Rows
⟨

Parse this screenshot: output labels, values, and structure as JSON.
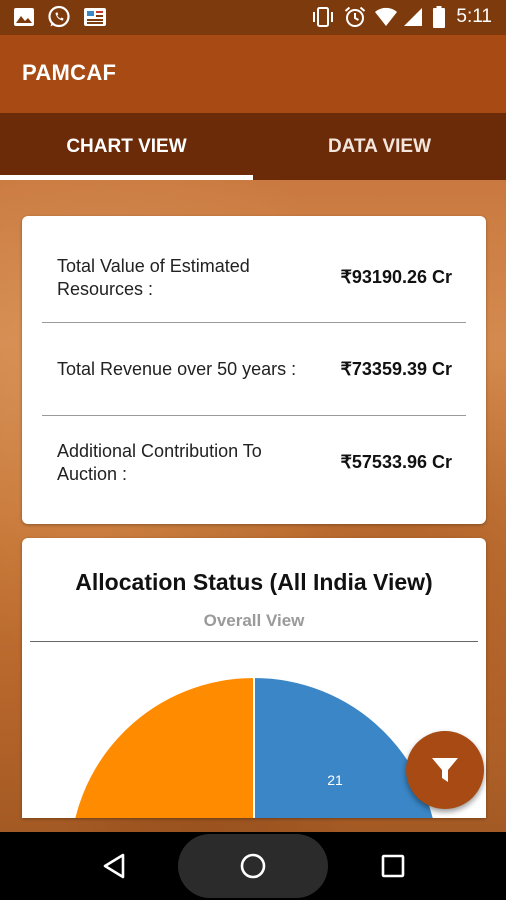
{
  "status_bar": {
    "time": "5:11",
    "left_icons": [
      "image-icon",
      "whatsapp-icon",
      "news-icon"
    ],
    "right_icons": [
      "vibrate-icon",
      "alarm-icon",
      "wifi-icon",
      "signal-icon",
      "battery-icon"
    ]
  },
  "app_bar": {
    "title": "PAMCAF"
  },
  "tabs": [
    {
      "label": "CHART VIEW",
      "selected": true
    },
    {
      "label": "DATA VIEW",
      "selected": false
    }
  ],
  "summary": {
    "rows": [
      {
        "label": "Total Value of Estimated Resources :",
        "value": "₹93190.26 Cr"
      },
      {
        "label": "Total Revenue over 50 years :",
        "value": "₹73359.39 Cr"
      },
      {
        "label": "Additional Contribution To Auction :",
        "value": "₹57533.96 Cr"
      }
    ]
  },
  "chart": {
    "title": "Allocation Status (All India View)",
    "subtitle": "Overall View"
  },
  "chart_data": {
    "type": "pie",
    "title": "Allocation Status (All India View)",
    "subtitle": "Overall View",
    "slices": [
      {
        "value": 21,
        "label": "21",
        "color": "#3a86c6"
      },
      {
        "value": null,
        "label": "",
        "color": "#ff8c00"
      }
    ]
  },
  "fab": {
    "icon": "filter-icon",
    "color": "#a84a13"
  },
  "nav_bar": {
    "icons": [
      "back-icon",
      "home-icon",
      "recents-icon"
    ]
  },
  "colors": {
    "app_bar": "#a84a13",
    "tab_bar": "#6b2a08",
    "status_bar": "#7d3a0d",
    "pie_blue": "#3a86c6",
    "pie_orange": "#ff8c00"
  }
}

⟩

Work required
Output the records above exactly; leave out the pictures.

Finished answer
Parse this screenshot: output labels, values, and structure as JSON.
{
  "status_bar": {
    "time": "5:11",
    "left_icons": [
      "image-icon",
      "whatsapp-icon",
      "news-icon"
    ],
    "right_icons": [
      "vibrate-icon",
      "alarm-icon",
      "wifi-icon",
      "signal-icon",
      "battery-icon"
    ]
  },
  "app_bar": {
    "title": "PAMCAF"
  },
  "tabs": [
    {
      "label": "CHART VIEW",
      "selected": true
    },
    {
      "label": "DATA VIEW",
      "selected": false
    }
  ],
  "summary": {
    "rows": [
      {
        "label": "Total Value of Estimated Resources :",
        "value": "₹93190.26 Cr"
      },
      {
        "label": "Total Revenue over 50 years :",
        "value": "₹73359.39 Cr"
      },
      {
        "label": "Additional Contribution To Auction :",
        "value": "₹57533.96 Cr"
      }
    ]
  },
  "chart": {
    "title": "Allocation Status (All India View)",
    "subtitle": "Overall View"
  },
  "chart_data": {
    "type": "pie",
    "title": "Allocation Status (All India View)",
    "subtitle": "Overall View",
    "slices": [
      {
        "value": 21,
        "label": "21",
        "color": "#3a86c6"
      },
      {
        "value": null,
        "label": "",
        "color": "#ff8c00"
      }
    ]
  },
  "fab": {
    "icon": "filter-icon",
    "color": "#a84a13"
  },
  "nav_bar": {
    "icons": [
      "back-icon",
      "home-icon",
      "recents-icon"
    ]
  },
  "colors": {
    "app_bar": "#a84a13",
    "tab_bar": "#6b2a08",
    "status_bar": "#7d3a0d",
    "pie_blue": "#3a86c6",
    "pie_orange": "#ff8c00"
  }
}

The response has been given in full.